• [PROVIDED INFORMATION]:
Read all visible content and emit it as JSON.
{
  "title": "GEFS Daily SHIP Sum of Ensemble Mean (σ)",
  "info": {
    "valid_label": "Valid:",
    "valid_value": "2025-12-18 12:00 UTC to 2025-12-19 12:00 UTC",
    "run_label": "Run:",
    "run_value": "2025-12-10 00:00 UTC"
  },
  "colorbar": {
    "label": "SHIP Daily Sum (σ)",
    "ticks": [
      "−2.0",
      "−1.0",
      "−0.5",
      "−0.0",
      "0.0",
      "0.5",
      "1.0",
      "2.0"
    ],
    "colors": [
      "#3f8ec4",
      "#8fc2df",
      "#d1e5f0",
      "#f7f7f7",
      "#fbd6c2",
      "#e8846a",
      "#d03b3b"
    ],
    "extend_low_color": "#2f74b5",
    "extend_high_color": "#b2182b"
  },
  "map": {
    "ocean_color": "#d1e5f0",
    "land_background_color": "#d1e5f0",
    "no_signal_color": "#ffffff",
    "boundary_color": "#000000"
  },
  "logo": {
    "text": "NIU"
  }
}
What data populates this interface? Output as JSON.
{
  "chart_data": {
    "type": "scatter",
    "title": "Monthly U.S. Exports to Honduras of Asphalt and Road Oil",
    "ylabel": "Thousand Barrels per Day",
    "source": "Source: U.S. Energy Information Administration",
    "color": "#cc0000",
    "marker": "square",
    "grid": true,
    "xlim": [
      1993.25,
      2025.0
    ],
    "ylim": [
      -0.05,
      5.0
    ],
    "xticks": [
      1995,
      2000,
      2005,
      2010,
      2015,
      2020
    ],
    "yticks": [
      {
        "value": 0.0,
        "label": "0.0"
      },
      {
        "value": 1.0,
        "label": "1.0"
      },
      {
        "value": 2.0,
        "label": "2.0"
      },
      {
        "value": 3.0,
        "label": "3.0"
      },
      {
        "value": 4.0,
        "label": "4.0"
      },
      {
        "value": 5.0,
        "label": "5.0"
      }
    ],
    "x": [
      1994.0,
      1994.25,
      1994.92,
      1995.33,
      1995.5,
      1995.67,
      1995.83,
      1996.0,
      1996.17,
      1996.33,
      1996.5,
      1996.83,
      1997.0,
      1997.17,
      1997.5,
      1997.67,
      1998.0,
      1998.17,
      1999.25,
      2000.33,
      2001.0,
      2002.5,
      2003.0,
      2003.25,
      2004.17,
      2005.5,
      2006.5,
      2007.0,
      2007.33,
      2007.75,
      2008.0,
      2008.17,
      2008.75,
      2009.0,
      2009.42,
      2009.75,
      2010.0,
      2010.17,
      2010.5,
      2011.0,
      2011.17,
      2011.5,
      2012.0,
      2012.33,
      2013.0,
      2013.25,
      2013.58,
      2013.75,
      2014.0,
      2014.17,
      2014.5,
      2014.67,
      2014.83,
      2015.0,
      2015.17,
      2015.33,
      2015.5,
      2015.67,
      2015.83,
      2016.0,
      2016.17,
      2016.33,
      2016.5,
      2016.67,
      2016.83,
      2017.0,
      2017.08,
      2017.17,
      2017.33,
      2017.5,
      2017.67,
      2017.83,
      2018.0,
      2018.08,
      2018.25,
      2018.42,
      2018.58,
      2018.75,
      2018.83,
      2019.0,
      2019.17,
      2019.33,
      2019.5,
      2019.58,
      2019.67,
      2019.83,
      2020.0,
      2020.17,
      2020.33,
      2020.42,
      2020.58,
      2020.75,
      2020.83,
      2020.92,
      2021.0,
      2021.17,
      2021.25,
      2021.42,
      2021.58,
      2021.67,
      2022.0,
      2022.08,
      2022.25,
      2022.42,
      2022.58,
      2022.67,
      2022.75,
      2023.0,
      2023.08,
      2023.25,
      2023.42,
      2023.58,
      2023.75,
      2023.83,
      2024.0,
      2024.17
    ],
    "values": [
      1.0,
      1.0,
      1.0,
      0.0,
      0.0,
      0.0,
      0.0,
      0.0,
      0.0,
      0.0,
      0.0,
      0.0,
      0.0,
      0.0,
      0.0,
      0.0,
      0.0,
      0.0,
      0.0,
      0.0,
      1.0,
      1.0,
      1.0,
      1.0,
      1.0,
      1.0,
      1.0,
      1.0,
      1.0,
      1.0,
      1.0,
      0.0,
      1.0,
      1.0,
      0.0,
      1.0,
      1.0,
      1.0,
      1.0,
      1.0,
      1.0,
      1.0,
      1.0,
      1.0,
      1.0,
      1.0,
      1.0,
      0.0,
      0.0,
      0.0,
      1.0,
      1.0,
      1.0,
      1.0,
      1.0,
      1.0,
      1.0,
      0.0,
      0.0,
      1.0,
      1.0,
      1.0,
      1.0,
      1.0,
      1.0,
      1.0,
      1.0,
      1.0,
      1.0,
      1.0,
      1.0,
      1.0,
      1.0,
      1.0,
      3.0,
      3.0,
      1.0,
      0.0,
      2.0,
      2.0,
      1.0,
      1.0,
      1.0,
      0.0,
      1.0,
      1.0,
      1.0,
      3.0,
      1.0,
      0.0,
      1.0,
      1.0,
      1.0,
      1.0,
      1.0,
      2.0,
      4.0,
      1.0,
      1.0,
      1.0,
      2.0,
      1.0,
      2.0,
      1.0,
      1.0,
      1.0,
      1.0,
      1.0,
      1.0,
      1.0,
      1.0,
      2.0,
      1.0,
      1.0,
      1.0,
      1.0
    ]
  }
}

• [TASK REQUIREMENTS]: Every entry in the listing must be retyped exactly.

• [TASK RESULT]:
Read all visible content and emit it as JSON.
{
  "title": "GEFS Daily SHIP Sum of Ensemble Mean (σ)",
  "info": {
    "valid_label": "Valid:",
    "valid_value": "2025-12-18 12:00 UTC to 2025-12-19 12:00 UTC",
    "run_label": "Run:",
    "run_value": "2025-12-10 00:00 UTC"
  },
  "colorbar": {
    "label": "SHIP Daily Sum (σ)",
    "ticks": [
      "−2.0",
      "−1.0",
      "−0.5",
      "−0.0",
      "0.0",
      "0.5",
      "1.0",
      "2.0"
    ],
    "colors": [
      "#3f8ec4",
      "#8fc2df",
      "#d1e5f0",
      "#f7f7f7",
      "#fbd6c2",
      "#e8846a",
      "#d03b3b"
    ],
    "extend_low_color": "#2f74b5",
    "extend_high_color": "#b2182b"
  },
  "map": {
    "ocean_color": "#d1e5f0",
    "land_background_color": "#d1e5f0",
    "no_signal_color": "#ffffff",
    "boundary_color": "#000000"
  },
  "logo": {
    "text": "NIU"
  }
}
What data populates this interface? Output as JSON.
{
  "chart_data": {
    "type": "scatter",
    "title": "Monthly U.S. Exports to Honduras of Asphalt and Road Oil",
    "ylabel": "Thousand Barrels per Day",
    "source": "Source: U.S. Energy Information Administration",
    "color": "#cc0000",
    "marker": "square",
    "grid": true,
    "xlim": [
      1993.25,
      2025.0
    ],
    "ylim": [
      -0.05,
      5.0
    ],
    "xticks": [
      1995,
      2000,
      2005,
      2010,
      2015,
      2020
    ],
    "yticks": [
      {
        "value": 0.0,
        "label": "0.0"
      },
      {
        "value": 1.0,
        "label": "1.0"
      },
      {
        "value": 2.0,
        "label": "2.0"
      },
      {
        "value": 3.0,
        "label": "3.0"
      },
      {
        "value": 4.0,
        "label": "4.0"
      },
      {
        "value": 5.0,
        "label": "5.0"
      }
    ],
    "x": [
      1994.0,
      1994.25,
      1994.92,
      1995.33,
      1995.5,
      1995.67,
      1995.83,
      1996.0,
      1996.17,
      1996.33,
      1996.5,
      1996.83,
      1997.0,
      1997.17,
      1997.5,
      1997.67,
      1998.0,
      1998.17,
      1999.25,
      2000.33,
      2001.0,
      2002.5,
      2003.0,
      2003.25,
      2004.17,
      2005.5,
      2006.5,
      2007.0,
      2007.33,
      2007.75,
      2008.0,
      2008.17,
      2008.75,
      2009.0,
      2009.42,
      2009.75,
      2010.0,
      2010.17,
      2010.5,
      2011.0,
      2011.17,
      2011.5,
      2012.0,
      2012.33,
      2013.0,
      2013.25,
      2013.58,
      2013.75,
      2014.0,
      2014.17,
      2014.5,
      2014.67,
      2014.83,
      2015.0,
      2015.17,
      2015.33,
      2015.5,
      2015.67,
      2015.83,
      2016.0,
      2016.17,
      2016.33,
      2016.5,
      2016.67,
      2016.83,
      2017.0,
      2017.08,
      2017.17,
      2017.33,
      2017.5,
      2017.67,
      2017.83,
      2018.0,
      2018.08,
      2018.25,
      2018.42,
      2018.58,
      2018.75,
      2018.83,
      2019.0,
      2019.17,
      2019.33,
      2019.5,
      2019.58,
      2019.67,
      2019.83,
      2020.0,
      2020.17,
      2020.33,
      2020.42,
      2020.58,
      2020.75,
      2020.83,
      2020.92,
      2021.0,
      2021.17,
      2021.25,
      2021.42,
      2021.58,
      2021.67,
      2022.0,
      2022.08,
      2022.25,
      2022.42,
      2022.58,
      2022.67,
      2022.75,
      2023.0,
      2023.08,
      2023.25,
      2023.42,
      2023.58,
      2023.75,
      2023.83,
      2024.0,
      2024.17
    ],
    "values": [
      1.0,
      1.0,
      1.0,
      0.0,
      0.0,
      0.0,
      0.0,
      0.0,
      0.0,
      0.0,
      0.0,
      0.0,
      0.0,
      0.0,
      0.0,
      0.0,
      0.0,
      0.0,
      0.0,
      0.0,
      1.0,
      1.0,
      1.0,
      1.0,
      1.0,
      1.0,
      1.0,
      1.0,
      1.0,
      1.0,
      1.0,
      0.0,
      1.0,
      1.0,
      0.0,
      1.0,
      1.0,
      1.0,
      1.0,
      1.0,
      1.0,
      1.0,
      1.0,
      1.0,
      1.0,
      1.0,
      1.0,
      0.0,
      0.0,
      0.0,
      1.0,
      1.0,
      1.0,
      1.0,
      1.0,
      1.0,
      1.0,
      0.0,
      0.0,
      1.0,
      1.0,
      1.0,
      1.0,
      1.0,
      1.0,
      1.0,
      1.0,
      1.0,
      1.0,
      1.0,
      1.0,
      1.0,
      1.0,
      1.0,
      3.0,
      3.0,
      1.0,
      0.0,
      2.0,
      2.0,
      1.0,
      1.0,
      1.0,
      0.0,
      1.0,
      1.0,
      1.0,
      3.0,
      1.0,
      0.0,
      1.0,
      1.0,
      1.0,
      1.0,
      1.0,
      2.0,
      4.0,
      1.0,
      1.0,
      1.0,
      2.0,
      1.0,
      2.0,
      1.0,
      1.0,
      1.0,
      1.0,
      1.0,
      1.0,
      1.0,
      1.0,
      2.0,
      1.0,
      1.0,
      1.0,
      1.0
    ]
  }
}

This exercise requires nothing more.